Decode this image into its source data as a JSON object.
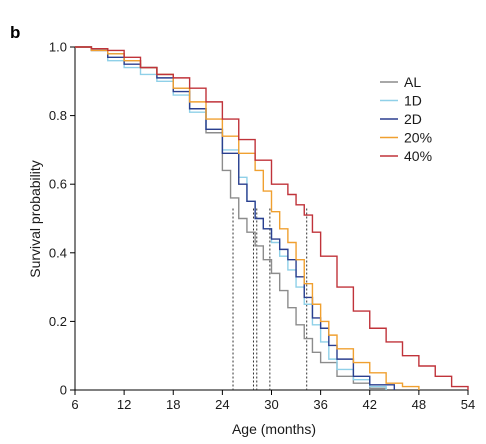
{
  "figure": {
    "panel_label": "b"
  },
  "chart_data": {
    "type": "line",
    "step": true,
    "xlabel": "Age (months)",
    "ylabel": "Survival probability",
    "xlim": [
      6,
      54
    ],
    "ylim": [
      0,
      1.0
    ],
    "xticks": [
      6,
      12,
      18,
      24,
      30,
      36,
      42,
      48,
      54
    ],
    "yticks": [
      0,
      0.2,
      0.4,
      0.6,
      0.8,
      1.0
    ],
    "ytick_labels": [
      "0",
      "0.2",
      "0.4",
      "0.6",
      "0.8",
      "1.0"
    ],
    "grid": false,
    "legend_position": "top-right",
    "series": [
      {
        "name": "AL",
        "color": "#8c8c8c",
        "points": [
          [
            6,
            1.0
          ],
          [
            8,
            0.995
          ],
          [
            10,
            0.98
          ],
          [
            12,
            0.96
          ],
          [
            14,
            0.94
          ],
          [
            16,
            0.92
          ],
          [
            18,
            0.88
          ],
          [
            20,
            0.82
          ],
          [
            22,
            0.75
          ],
          [
            24,
            0.64
          ],
          [
            25,
            0.56
          ],
          [
            26,
            0.5
          ],
          [
            27,
            0.46
          ],
          [
            28,
            0.42
          ],
          [
            29,
            0.38
          ],
          [
            30,
            0.34
          ],
          [
            31,
            0.29
          ],
          [
            32,
            0.24
          ],
          [
            33,
            0.19
          ],
          [
            34,
            0.15
          ],
          [
            35,
            0.11
          ],
          [
            36,
            0.08
          ],
          [
            38,
            0.04
          ],
          [
            40,
            0.02
          ],
          [
            42,
            0.005
          ],
          [
            44,
            0.0
          ]
        ]
      },
      {
        "name": "1D",
        "color": "#8fd0e8",
        "points": [
          [
            6,
            1.0
          ],
          [
            8,
            0.99
          ],
          [
            10,
            0.96
          ],
          [
            12,
            0.94
          ],
          [
            14,
            0.92
          ],
          [
            16,
            0.9
          ],
          [
            18,
            0.86
          ],
          [
            20,
            0.81
          ],
          [
            22,
            0.76
          ],
          [
            24,
            0.7
          ],
          [
            26,
            0.62
          ],
          [
            27,
            0.55
          ],
          [
            28,
            0.5
          ],
          [
            29,
            0.47
          ],
          [
            30,
            0.43
          ],
          [
            31,
            0.39
          ],
          [
            32,
            0.35
          ],
          [
            33,
            0.3
          ],
          [
            34,
            0.25
          ],
          [
            35,
            0.19
          ],
          [
            36,
            0.14
          ],
          [
            37,
            0.09
          ],
          [
            38,
            0.06
          ],
          [
            40,
            0.03
          ],
          [
            42,
            0.01
          ],
          [
            44,
            0.0
          ]
        ]
      },
      {
        "name": "2D",
        "color": "#2b3f8f",
        "points": [
          [
            6,
            1.0
          ],
          [
            8,
            0.99
          ],
          [
            10,
            0.97
          ],
          [
            12,
            0.95
          ],
          [
            14,
            0.94
          ],
          [
            16,
            0.91
          ],
          [
            18,
            0.87
          ],
          [
            20,
            0.82
          ],
          [
            22,
            0.76
          ],
          [
            24,
            0.69
          ],
          [
            26,
            0.6
          ],
          [
            27,
            0.55
          ],
          [
            28,
            0.5
          ],
          [
            29,
            0.47
          ],
          [
            30,
            0.44
          ],
          [
            31,
            0.41
          ],
          [
            32,
            0.38
          ],
          [
            33,
            0.33
          ],
          [
            34,
            0.27
          ],
          [
            35,
            0.21
          ],
          [
            36,
            0.18
          ],
          [
            37,
            0.13
          ],
          [
            38,
            0.09
          ],
          [
            40,
            0.04
          ],
          [
            42,
            0.015
          ],
          [
            45,
            0.0
          ]
        ]
      },
      {
        "name": "20%",
        "color": "#f0a030",
        "points": [
          [
            6,
            1.0
          ],
          [
            8,
            0.99
          ],
          [
            10,
            0.98
          ],
          [
            12,
            0.96
          ],
          [
            14,
            0.94
          ],
          [
            16,
            0.92
          ],
          [
            18,
            0.88
          ],
          [
            20,
            0.84
          ],
          [
            22,
            0.79
          ],
          [
            24,
            0.74
          ],
          [
            26,
            0.69
          ],
          [
            28,
            0.64
          ],
          [
            29,
            0.58
          ],
          [
            30,
            0.52
          ],
          [
            31,
            0.47
          ],
          [
            32,
            0.43
          ],
          [
            33,
            0.38
          ],
          [
            34,
            0.31
          ],
          [
            35,
            0.25
          ],
          [
            36,
            0.2
          ],
          [
            37,
            0.16
          ],
          [
            38,
            0.12
          ],
          [
            40,
            0.08
          ],
          [
            42,
            0.05
          ],
          [
            44,
            0.02
          ],
          [
            46,
            0.01
          ],
          [
            48,
            0.0
          ]
        ]
      },
      {
        "name": "40%",
        "color": "#c0333a",
        "points": [
          [
            6,
            1.0
          ],
          [
            8,
            0.995
          ],
          [
            10,
            0.99
          ],
          [
            12,
            0.97
          ],
          [
            14,
            0.94
          ],
          [
            16,
            0.92
          ],
          [
            18,
            0.91
          ],
          [
            20,
            0.88
          ],
          [
            22,
            0.84
          ],
          [
            24,
            0.79
          ],
          [
            26,
            0.73
          ],
          [
            28,
            0.67
          ],
          [
            30,
            0.6
          ],
          [
            32,
            0.57
          ],
          [
            33,
            0.54
          ],
          [
            34,
            0.51
          ],
          [
            35,
            0.46
          ],
          [
            36,
            0.39
          ],
          [
            38,
            0.3
          ],
          [
            40,
            0.23
          ],
          [
            42,
            0.18
          ],
          [
            44,
            0.14
          ],
          [
            46,
            0.1
          ],
          [
            48,
            0.07
          ],
          [
            50,
            0.04
          ],
          [
            52,
            0.01
          ],
          [
            54,
            0.0
          ]
        ]
      }
    ],
    "reference_lines": [
      {
        "x": 25.3,
        "y": 0.5
      },
      {
        "x": 27.8,
        "y": 0.5
      },
      {
        "x": 28.2,
        "y": 0.5
      },
      {
        "x": 29.8,
        "y": 0.5
      },
      {
        "x": 34.3,
        "y": 0.5
      }
    ]
  }
}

Written instruction → Copy the listing over exactly, skipping the pictures it holds.

Response →
Decode this image into its source data as a JSON object.
{
  "figure": {
    "panel_label": "b"
  },
  "chart_data": {
    "type": "line",
    "step": true,
    "xlabel": "Age (months)",
    "ylabel": "Survival probability",
    "xlim": [
      6,
      54
    ],
    "ylim": [
      0,
      1.0
    ],
    "xticks": [
      6,
      12,
      18,
      24,
      30,
      36,
      42,
      48,
      54
    ],
    "yticks": [
      0,
      0.2,
      0.4,
      0.6,
      0.8,
      1.0
    ],
    "ytick_labels": [
      "0",
      "0.2",
      "0.4",
      "0.6",
      "0.8",
      "1.0"
    ],
    "grid": false,
    "legend_position": "top-right",
    "series": [
      {
        "name": "AL",
        "color": "#8c8c8c",
        "points": [
          [
            6,
            1.0
          ],
          [
            8,
            0.995
          ],
          [
            10,
            0.98
          ],
          [
            12,
            0.96
          ],
          [
            14,
            0.94
          ],
          [
            16,
            0.92
          ],
          [
            18,
            0.88
          ],
          [
            20,
            0.82
          ],
          [
            22,
            0.75
          ],
          [
            24,
            0.64
          ],
          [
            25,
            0.56
          ],
          [
            26,
            0.5
          ],
          [
            27,
            0.46
          ],
          [
            28,
            0.42
          ],
          [
            29,
            0.38
          ],
          [
            30,
            0.34
          ],
          [
            31,
            0.29
          ],
          [
            32,
            0.24
          ],
          [
            33,
            0.19
          ],
          [
            34,
            0.15
          ],
          [
            35,
            0.11
          ],
          [
            36,
            0.08
          ],
          [
            38,
            0.04
          ],
          [
            40,
            0.02
          ],
          [
            42,
            0.005
          ],
          [
            44,
            0.0
          ]
        ]
      },
      {
        "name": "1D",
        "color": "#8fd0e8",
        "points": [
          [
            6,
            1.0
          ],
          [
            8,
            0.99
          ],
          [
            10,
            0.96
          ],
          [
            12,
            0.94
          ],
          [
            14,
            0.92
          ],
          [
            16,
            0.9
          ],
          [
            18,
            0.86
          ],
          [
            20,
            0.81
          ],
          [
            22,
            0.76
          ],
          [
            24,
            0.7
          ],
          [
            26,
            0.62
          ],
          [
            27,
            0.55
          ],
          [
            28,
            0.5
          ],
          [
            29,
            0.47
          ],
          [
            30,
            0.43
          ],
          [
            31,
            0.39
          ],
          [
            32,
            0.35
          ],
          [
            33,
            0.3
          ],
          [
            34,
            0.25
          ],
          [
            35,
            0.19
          ],
          [
            36,
            0.14
          ],
          [
            37,
            0.09
          ],
          [
            38,
            0.06
          ],
          [
            40,
            0.03
          ],
          [
            42,
            0.01
          ],
          [
            44,
            0.0
          ]
        ]
      },
      {
        "name": "2D",
        "color": "#2b3f8f",
        "points": [
          [
            6,
            1.0
          ],
          [
            8,
            0.99
          ],
          [
            10,
            0.97
          ],
          [
            12,
            0.95
          ],
          [
            14,
            0.94
          ],
          [
            16,
            0.91
          ],
          [
            18,
            0.87
          ],
          [
            20,
            0.82
          ],
          [
            22,
            0.76
          ],
          [
            24,
            0.69
          ],
          [
            26,
            0.6
          ],
          [
            27,
            0.55
          ],
          [
            28,
            0.5
          ],
          [
            29,
            0.47
          ],
          [
            30,
            0.44
          ],
          [
            31,
            0.41
          ],
          [
            32,
            0.38
          ],
          [
            33,
            0.33
          ],
          [
            34,
            0.27
          ],
          [
            35,
            0.21
          ],
          [
            36,
            0.18
          ],
          [
            37,
            0.13
          ],
          [
            38,
            0.09
          ],
          [
            40,
            0.04
          ],
          [
            42,
            0.015
          ],
          [
            45,
            0.0
          ]
        ]
      },
      {
        "name": "20%",
        "color": "#f0a030",
        "points": [
          [
            6,
            1.0
          ],
          [
            8,
            0.99
          ],
          [
            10,
            0.98
          ],
          [
            12,
            0.96
          ],
          [
            14,
            0.94
          ],
          [
            16,
            0.92
          ],
          [
            18,
            0.88
          ],
          [
            20,
            0.84
          ],
          [
            22,
            0.79
          ],
          [
            24,
            0.74
          ],
          [
            26,
            0.69
          ],
          [
            28,
            0.64
          ],
          [
            29,
            0.58
          ],
          [
            30,
            0.52
          ],
          [
            31,
            0.47
          ],
          [
            32,
            0.43
          ],
          [
            33,
            0.38
          ],
          [
            34,
            0.31
          ],
          [
            35,
            0.25
          ],
          [
            36,
            0.2
          ],
          [
            37,
            0.16
          ],
          [
            38,
            0.12
          ],
          [
            40,
            0.08
          ],
          [
            42,
            0.05
          ],
          [
            44,
            0.02
          ],
          [
            46,
            0.01
          ],
          [
            48,
            0.0
          ]
        ]
      },
      {
        "name": "40%",
        "color": "#c0333a",
        "points": [
          [
            6,
            1.0
          ],
          [
            8,
            0.995
          ],
          [
            10,
            0.99
          ],
          [
            12,
            0.97
          ],
          [
            14,
            0.94
          ],
          [
            16,
            0.92
          ],
          [
            18,
            0.91
          ],
          [
            20,
            0.88
          ],
          [
            22,
            0.84
          ],
          [
            24,
            0.79
          ],
          [
            26,
            0.73
          ],
          [
            28,
            0.67
          ],
          [
            30,
            0.6
          ],
          [
            32,
            0.57
          ],
          [
            33,
            0.54
          ],
          [
            34,
            0.51
          ],
          [
            35,
            0.46
          ],
          [
            36,
            0.39
          ],
          [
            38,
            0.3
          ],
          [
            40,
            0.23
          ],
          [
            42,
            0.18
          ],
          [
            44,
            0.14
          ],
          [
            46,
            0.1
          ],
          [
            48,
            0.07
          ],
          [
            50,
            0.04
          ],
          [
            52,
            0.01
          ],
          [
            54,
            0.0
          ]
        ]
      }
    ],
    "reference_lines": [
      {
        "x": 25.3,
        "y": 0.5
      },
      {
        "x": 27.8,
        "y": 0.5
      },
      {
        "x": 28.2,
        "y": 0.5
      },
      {
        "x": 29.8,
        "y": 0.5
      },
      {
        "x": 34.3,
        "y": 0.5
      }
    ]
  }
}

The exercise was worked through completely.